EXERCISE PROMPT: Turn each line of the records into a row of a Markdown table with the columns Row and Line, numbering the rows and leaving out any blank lines.

Records from a data collection:

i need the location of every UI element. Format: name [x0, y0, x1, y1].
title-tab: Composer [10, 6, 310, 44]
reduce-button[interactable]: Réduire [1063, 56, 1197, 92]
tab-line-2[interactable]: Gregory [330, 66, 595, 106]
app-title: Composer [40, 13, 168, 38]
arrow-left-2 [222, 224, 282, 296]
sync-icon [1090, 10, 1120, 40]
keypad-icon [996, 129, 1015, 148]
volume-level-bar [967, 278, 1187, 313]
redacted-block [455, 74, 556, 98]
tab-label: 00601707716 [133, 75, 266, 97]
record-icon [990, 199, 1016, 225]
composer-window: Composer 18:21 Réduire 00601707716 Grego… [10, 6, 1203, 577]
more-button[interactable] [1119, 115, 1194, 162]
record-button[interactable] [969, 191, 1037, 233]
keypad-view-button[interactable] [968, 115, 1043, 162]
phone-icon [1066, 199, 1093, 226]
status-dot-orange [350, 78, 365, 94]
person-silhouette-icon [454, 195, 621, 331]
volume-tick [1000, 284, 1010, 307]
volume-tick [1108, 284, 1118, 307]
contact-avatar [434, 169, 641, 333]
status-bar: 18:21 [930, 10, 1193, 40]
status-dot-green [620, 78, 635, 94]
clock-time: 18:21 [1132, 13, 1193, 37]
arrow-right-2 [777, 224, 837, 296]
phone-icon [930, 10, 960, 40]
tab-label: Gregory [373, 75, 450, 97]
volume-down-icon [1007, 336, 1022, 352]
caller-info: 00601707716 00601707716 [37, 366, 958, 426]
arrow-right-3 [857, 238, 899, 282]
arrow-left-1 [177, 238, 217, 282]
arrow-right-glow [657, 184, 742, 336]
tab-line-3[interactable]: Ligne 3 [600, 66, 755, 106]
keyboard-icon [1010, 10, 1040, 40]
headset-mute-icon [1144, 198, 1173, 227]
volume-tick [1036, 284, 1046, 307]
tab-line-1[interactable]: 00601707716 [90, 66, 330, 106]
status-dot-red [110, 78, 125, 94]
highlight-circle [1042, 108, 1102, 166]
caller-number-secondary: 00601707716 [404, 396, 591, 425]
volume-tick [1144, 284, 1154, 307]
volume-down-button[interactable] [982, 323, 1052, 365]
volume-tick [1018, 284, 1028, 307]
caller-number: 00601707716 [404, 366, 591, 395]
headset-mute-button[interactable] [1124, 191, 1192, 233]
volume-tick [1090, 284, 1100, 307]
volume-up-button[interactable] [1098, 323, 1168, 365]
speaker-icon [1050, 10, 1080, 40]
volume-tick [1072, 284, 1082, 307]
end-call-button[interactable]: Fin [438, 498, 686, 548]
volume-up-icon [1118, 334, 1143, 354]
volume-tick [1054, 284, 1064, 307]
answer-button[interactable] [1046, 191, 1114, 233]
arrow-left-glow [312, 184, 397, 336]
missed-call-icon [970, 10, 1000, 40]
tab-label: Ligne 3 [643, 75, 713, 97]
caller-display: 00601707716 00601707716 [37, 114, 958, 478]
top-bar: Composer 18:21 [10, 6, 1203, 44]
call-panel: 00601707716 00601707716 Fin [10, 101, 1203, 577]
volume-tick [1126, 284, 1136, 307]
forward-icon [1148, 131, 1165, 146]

PROBLEM SOLUTION:
| Row | Line |
|---|---|
| 1 | i need the location of every UI element. Format: name [x0, y0, x1, y1]. |
| 2 | title-tab: Composer [10, 6, 310, 44] |
| 3 | reduce-button[interactable]: Réduire [1063, 56, 1197, 92] |
| 4 | tab-line-2[interactable]: Gregory [330, 66, 595, 106] |
| 5 | app-title: Composer [40, 13, 168, 38] |
| 6 | arrow-left-2 [222, 224, 282, 296] |
| 7 | sync-icon [1090, 10, 1120, 40] |
| 8 | keypad-icon [996, 129, 1015, 148] |
| 9 | volume-level-bar [967, 278, 1187, 313] |
| 10 | redacted-block [455, 74, 556, 98] |
| 11 | tab-label: 00601707716 [133, 75, 266, 97] |
| 12 | record-icon [990, 199, 1016, 225] |
| 13 | composer-window: Composer 18:21 Réduire 00601707716 Grego… [10, 6, 1203, 577] |
| 14 | more-button[interactable] [1119, 115, 1194, 162] |
| 15 | record-button[interactable] [969, 191, 1037, 233] |
| 16 | keypad-view-button[interactable] [968, 115, 1043, 162] |
| 17 | phone-icon [1066, 199, 1093, 226] |
| 18 | status-dot-orange [350, 78, 365, 94] |
| 19 | person-silhouette-icon [454, 195, 621, 331] |
| 20 | volume-tick [1000, 284, 1010, 307] |
| 21 | volume-tick [1108, 284, 1118, 307] |
| 22 | contact-avatar [434, 169, 641, 333] |
| 23 | status-bar: 18:21 [930, 10, 1193, 40] |
| 24 | status-dot-green [620, 78, 635, 94] |
| 25 | clock-time: 18:21 [1132, 13, 1193, 37] |
| 26 | arrow-right-2 [777, 224, 837, 296] |
| 27 | phone-icon [930, 10, 960, 40] |
| 28 | tab-label: Gregory [373, 75, 450, 97] |
| 29 | volume-down-icon [1007, 336, 1022, 352] |
| 30 | caller-info: 00601707716 00601707716 [37, 366, 958, 426] |
| 31 | arrow-right-3 [857, 238, 899, 282] |
| 32 | arrow-left-1 [177, 238, 217, 282] |
| 33 | arrow-right-glow [657, 184, 742, 336] |
| 34 | tab-line-3[interactable]: Ligne 3 [600, 66, 755, 106] |
| 35 | keyboard-icon [1010, 10, 1040, 40] |
| 36 | headset-mute-icon [1144, 198, 1173, 227] |
| 37 | volume-tick [1036, 284, 1046, 307] |
| 38 | tab-line-1[interactable]: 00601707716 [90, 66, 330, 106] |
| 39 | status-dot-red [110, 78, 125, 94] |
| 40 | highlight-circle [1042, 108, 1102, 166] |
| 41 | caller-number-secondary: 00601707716 [404, 396, 591, 425] |
| 42 | volume-tick [1144, 284, 1154, 307] |
| 43 | volume-down-button[interactable] [982, 323, 1052, 365] |
| 44 | volume-tick [1018, 284, 1028, 307] |
| 45 | caller-number: 00601707716 [404, 366, 591, 395] |
| 46 | headset-mute-button[interactable] [1124, 191, 1192, 233] |
| 47 | volume-tick [1090, 284, 1100, 307] |
| 48 | volume-up-button[interactable] [1098, 323, 1168, 365] |
| 49 | speaker-icon [1050, 10, 1080, 40] |
| 50 | volume-tick [1072, 284, 1082, 307] |
| 51 | end-call-button[interactable]: Fin [438, 498, 686, 548] |
| 52 | volume-up-icon [1118, 334, 1143, 354] |
| 53 | volume-tick [1054, 284, 1064, 307] |
| 54 | answer-button[interactable] [1046, 191, 1114, 233] |
| 55 | arrow-left-glow [312, 184, 397, 336] |
| 56 | missed-call-icon [970, 10, 1000, 40] |
| 57 | tab-label: Ligne 3 [643, 75, 713, 97] |
| 58 | caller-display: 00601707716 00601707716 [37, 114, 958, 478] |
| 59 | top-bar: Composer 18:21 [10, 6, 1203, 44] |
| 60 | call-panel: 00601707716 00601707716 Fin [10, 101, 1203, 577] |
| 61 | volume-tick [1126, 284, 1136, 307] |
| 62 | forward-icon [1148, 131, 1165, 146] |